_Data supplied_:
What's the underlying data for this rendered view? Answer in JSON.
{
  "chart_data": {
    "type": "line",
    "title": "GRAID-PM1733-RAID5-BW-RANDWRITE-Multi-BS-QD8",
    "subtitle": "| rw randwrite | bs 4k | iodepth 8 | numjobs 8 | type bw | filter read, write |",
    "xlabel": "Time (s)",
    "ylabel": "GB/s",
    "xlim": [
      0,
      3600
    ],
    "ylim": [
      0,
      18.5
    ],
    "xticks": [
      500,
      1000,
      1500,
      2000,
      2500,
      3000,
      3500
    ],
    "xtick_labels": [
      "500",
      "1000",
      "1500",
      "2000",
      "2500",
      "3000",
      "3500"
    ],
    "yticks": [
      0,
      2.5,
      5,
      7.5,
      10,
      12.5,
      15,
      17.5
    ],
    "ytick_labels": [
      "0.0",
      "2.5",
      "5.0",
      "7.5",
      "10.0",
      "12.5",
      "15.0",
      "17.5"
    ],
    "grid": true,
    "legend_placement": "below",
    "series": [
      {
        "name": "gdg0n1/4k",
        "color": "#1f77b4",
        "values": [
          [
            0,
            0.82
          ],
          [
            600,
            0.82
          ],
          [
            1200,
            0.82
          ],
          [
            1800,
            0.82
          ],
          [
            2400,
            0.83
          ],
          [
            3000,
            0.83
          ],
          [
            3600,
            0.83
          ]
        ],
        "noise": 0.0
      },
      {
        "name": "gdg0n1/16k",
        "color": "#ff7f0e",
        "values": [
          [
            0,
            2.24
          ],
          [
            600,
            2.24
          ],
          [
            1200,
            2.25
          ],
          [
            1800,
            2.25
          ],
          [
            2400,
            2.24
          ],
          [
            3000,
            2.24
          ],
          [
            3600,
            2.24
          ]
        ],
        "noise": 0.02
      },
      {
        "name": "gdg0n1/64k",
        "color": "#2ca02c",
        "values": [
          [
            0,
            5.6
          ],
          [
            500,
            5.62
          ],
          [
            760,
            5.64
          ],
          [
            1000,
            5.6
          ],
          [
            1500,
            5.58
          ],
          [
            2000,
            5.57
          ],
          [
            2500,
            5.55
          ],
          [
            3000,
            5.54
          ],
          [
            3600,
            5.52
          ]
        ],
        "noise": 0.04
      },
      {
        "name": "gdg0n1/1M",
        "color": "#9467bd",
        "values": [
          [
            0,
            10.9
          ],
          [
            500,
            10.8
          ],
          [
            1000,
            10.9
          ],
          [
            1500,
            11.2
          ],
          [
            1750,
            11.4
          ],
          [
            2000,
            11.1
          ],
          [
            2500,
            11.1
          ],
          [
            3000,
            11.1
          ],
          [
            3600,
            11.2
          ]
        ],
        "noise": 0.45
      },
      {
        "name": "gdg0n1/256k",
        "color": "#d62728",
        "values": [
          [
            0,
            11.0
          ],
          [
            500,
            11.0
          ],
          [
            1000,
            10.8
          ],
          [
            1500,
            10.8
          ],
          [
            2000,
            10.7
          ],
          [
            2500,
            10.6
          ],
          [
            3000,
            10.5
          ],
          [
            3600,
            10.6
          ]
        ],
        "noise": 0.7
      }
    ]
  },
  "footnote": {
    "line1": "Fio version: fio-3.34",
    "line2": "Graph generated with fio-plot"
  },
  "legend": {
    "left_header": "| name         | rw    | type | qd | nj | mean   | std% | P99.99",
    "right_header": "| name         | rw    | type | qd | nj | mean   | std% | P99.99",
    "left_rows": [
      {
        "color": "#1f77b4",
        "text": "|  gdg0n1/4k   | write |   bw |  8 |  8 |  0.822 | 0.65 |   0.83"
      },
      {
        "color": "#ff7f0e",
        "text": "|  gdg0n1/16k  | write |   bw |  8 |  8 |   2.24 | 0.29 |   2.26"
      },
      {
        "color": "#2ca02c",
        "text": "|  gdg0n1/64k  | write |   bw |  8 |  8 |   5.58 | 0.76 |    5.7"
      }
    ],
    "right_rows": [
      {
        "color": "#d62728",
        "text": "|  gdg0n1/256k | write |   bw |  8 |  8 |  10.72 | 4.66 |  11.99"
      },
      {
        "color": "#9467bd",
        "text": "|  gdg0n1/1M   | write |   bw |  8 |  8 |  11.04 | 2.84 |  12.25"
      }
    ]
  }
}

_Brief_:
Working from the material above, retype it in its entirety without change.

_Final result_:
What's the underlying data for this rendered view? Answer in JSON.
{
  "chart_data": {
    "type": "line",
    "title": "GRAID-PM1733-RAID5-BW-RANDWRITE-Multi-BS-QD8",
    "subtitle": "| rw randwrite | bs 4k | iodepth 8 | numjobs 8 | type bw | filter read, write |",
    "xlabel": "Time (s)",
    "ylabel": "GB/s",
    "xlim": [
      0,
      3600
    ],
    "ylim": [
      0,
      18.5
    ],
    "xticks": [
      500,
      1000,
      1500,
      2000,
      2500,
      3000,
      3500
    ],
    "xtick_labels": [
      "500",
      "1000",
      "1500",
      "2000",
      "2500",
      "3000",
      "3500"
    ],
    "yticks": [
      0,
      2.5,
      5,
      7.5,
      10,
      12.5,
      15,
      17.5
    ],
    "ytick_labels": [
      "0.0",
      "2.5",
      "5.0",
      "7.5",
      "10.0",
      "12.5",
      "15.0",
      "17.5"
    ],
    "grid": true,
    "legend_placement": "below",
    "series": [
      {
        "name": "gdg0n1/4k",
        "color": "#1f77b4",
        "values": [
          [
            0,
            0.82
          ],
          [
            600,
            0.82
          ],
          [
            1200,
            0.82
          ],
          [
            1800,
            0.82
          ],
          [
            2400,
            0.83
          ],
          [
            3000,
            0.83
          ],
          [
            3600,
            0.83
          ]
        ],
        "noise": 0.0
      },
      {
        "name": "gdg0n1/16k",
        "color": "#ff7f0e",
        "values": [
          [
            0,
            2.24
          ],
          [
            600,
            2.24
          ],
          [
            1200,
            2.25
          ],
          [
            1800,
            2.25
          ],
          [
            2400,
            2.24
          ],
          [
            3000,
            2.24
          ],
          [
            3600,
            2.24
          ]
        ],
        "noise": 0.02
      },
      {
        "name": "gdg0n1/64k",
        "color": "#2ca02c",
        "values": [
          [
            0,
            5.6
          ],
          [
            500,
            5.62
          ],
          [
            760,
            5.64
          ],
          [
            1000,
            5.6
          ],
          [
            1500,
            5.58
          ],
          [
            2000,
            5.57
          ],
          [
            2500,
            5.55
          ],
          [
            3000,
            5.54
          ],
          [
            3600,
            5.52
          ]
        ],
        "noise": 0.04
      },
      {
        "name": "gdg0n1/1M",
        "color": "#9467bd",
        "values": [
          [
            0,
            10.9
          ],
          [
            500,
            10.8
          ],
          [
            1000,
            10.9
          ],
          [
            1500,
            11.2
          ],
          [
            1750,
            11.4
          ],
          [
            2000,
            11.1
          ],
          [
            2500,
            11.1
          ],
          [
            3000,
            11.1
          ],
          [
            3600,
            11.2
          ]
        ],
        "noise": 0.45
      },
      {
        "name": "gdg0n1/256k",
        "color": "#d62728",
        "values": [
          [
            0,
            11.0
          ],
          [
            500,
            11.0
          ],
          [
            1000,
            10.8
          ],
          [
            1500,
            10.8
          ],
          [
            2000,
            10.7
          ],
          [
            2500,
            10.6
          ],
          [
            3000,
            10.5
          ],
          [
            3600,
            10.6
          ]
        ],
        "noise": 0.7
      }
    ]
  },
  "footnote": {
    "line1": "Fio version: fio-3.34",
    "line2": "Graph generated with fio-plot"
  },
  "legend": {
    "left_header": "| name         | rw    | type | qd | nj | mean   | std% | P99.99",
    "right_header": "| name         | rw    | type | qd | nj | mean   | std% | P99.99",
    "left_rows": [
      {
        "color": "#1f77b4",
        "text": "|  gdg0n1/4k   | write |   bw |  8 |  8 |  0.822 | 0.65 |   0.83"
      },
      {
        "color": "#ff7f0e",
        "text": "|  gdg0n1/16k  | write |   bw |  8 |  8 |   2.24 | 0.29 |   2.26"
      },
      {
        "color": "#2ca02c",
        "text": "|  gdg0n1/64k  | write |   bw |  8 |  8 |   5.58 | 0.76 |    5.7"
      }
    ],
    "right_rows": [
      {
        "color": "#d62728",
        "text": "|  gdg0n1/256k | write |   bw |  8 |  8 |  10.72 | 4.66 |  11.99"
      },
      {
        "color": "#9467bd",
        "text": "|  gdg0n1/1M   | write |   bw |  8 |  8 |  11.04 | 2.84 |  12.25"
      }
    ]
  }
}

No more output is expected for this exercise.